*WHAT THE TASK REQUIRES*:
Pick out every line in the data below that holds "JSON".
-- begin INFORMATION GIVEN --
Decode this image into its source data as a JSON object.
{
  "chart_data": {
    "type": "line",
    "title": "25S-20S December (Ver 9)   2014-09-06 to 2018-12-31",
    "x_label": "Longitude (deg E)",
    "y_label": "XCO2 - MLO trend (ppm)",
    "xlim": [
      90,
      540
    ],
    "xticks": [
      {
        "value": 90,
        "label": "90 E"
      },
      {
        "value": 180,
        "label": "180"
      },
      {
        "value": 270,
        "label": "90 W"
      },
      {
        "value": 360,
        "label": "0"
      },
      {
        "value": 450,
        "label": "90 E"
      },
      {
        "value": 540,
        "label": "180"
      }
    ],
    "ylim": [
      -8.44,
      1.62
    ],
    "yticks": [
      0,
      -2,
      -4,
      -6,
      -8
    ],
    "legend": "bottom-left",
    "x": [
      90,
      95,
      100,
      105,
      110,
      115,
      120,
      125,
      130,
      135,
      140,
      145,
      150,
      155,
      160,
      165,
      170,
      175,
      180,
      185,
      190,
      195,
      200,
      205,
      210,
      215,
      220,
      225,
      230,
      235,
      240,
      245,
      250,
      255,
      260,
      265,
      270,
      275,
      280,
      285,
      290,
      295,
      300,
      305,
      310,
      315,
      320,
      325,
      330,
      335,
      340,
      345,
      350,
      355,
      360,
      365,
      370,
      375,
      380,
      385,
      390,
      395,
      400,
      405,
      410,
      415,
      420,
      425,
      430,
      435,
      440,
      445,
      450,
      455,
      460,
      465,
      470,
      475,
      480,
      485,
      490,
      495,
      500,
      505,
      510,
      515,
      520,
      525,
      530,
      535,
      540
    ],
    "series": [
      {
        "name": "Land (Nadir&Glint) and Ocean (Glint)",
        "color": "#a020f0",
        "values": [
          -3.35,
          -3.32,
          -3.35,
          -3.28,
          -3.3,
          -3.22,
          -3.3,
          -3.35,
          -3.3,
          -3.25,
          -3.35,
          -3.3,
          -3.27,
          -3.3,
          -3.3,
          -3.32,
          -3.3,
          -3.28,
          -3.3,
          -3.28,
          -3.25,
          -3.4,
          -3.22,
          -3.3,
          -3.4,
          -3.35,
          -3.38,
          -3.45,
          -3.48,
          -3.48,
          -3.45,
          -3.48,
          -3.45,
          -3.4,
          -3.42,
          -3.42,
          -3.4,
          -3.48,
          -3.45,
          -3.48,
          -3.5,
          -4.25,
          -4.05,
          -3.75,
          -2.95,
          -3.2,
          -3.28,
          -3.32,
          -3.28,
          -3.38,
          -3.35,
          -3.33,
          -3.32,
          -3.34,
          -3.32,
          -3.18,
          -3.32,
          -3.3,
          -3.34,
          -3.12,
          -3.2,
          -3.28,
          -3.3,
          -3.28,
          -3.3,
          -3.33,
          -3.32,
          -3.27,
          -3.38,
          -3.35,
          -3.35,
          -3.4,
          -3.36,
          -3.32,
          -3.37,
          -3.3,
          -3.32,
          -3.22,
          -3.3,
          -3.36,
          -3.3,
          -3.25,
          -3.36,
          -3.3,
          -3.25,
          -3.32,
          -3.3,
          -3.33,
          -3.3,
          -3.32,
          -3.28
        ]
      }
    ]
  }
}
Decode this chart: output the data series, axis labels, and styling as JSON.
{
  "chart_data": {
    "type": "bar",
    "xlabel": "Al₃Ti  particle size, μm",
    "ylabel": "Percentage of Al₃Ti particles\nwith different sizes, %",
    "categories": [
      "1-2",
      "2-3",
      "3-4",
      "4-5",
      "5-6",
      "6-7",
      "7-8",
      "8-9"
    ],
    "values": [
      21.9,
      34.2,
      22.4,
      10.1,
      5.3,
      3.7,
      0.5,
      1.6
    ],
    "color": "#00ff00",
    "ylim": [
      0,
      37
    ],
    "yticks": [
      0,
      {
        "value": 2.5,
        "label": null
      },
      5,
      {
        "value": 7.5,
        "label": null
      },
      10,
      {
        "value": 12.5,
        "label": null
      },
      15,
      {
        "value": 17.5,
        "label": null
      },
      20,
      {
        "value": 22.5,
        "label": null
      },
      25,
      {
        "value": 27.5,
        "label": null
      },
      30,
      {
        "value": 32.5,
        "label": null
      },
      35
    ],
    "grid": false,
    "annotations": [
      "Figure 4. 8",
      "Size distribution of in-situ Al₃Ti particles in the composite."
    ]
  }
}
-- end INFORMATION GIVEN --
*SOLUTION TO THE EXERCISE*:
Decode this image into its source data as a JSON object.
Decode this chart: output the data series, axis labels, and styling as JSON.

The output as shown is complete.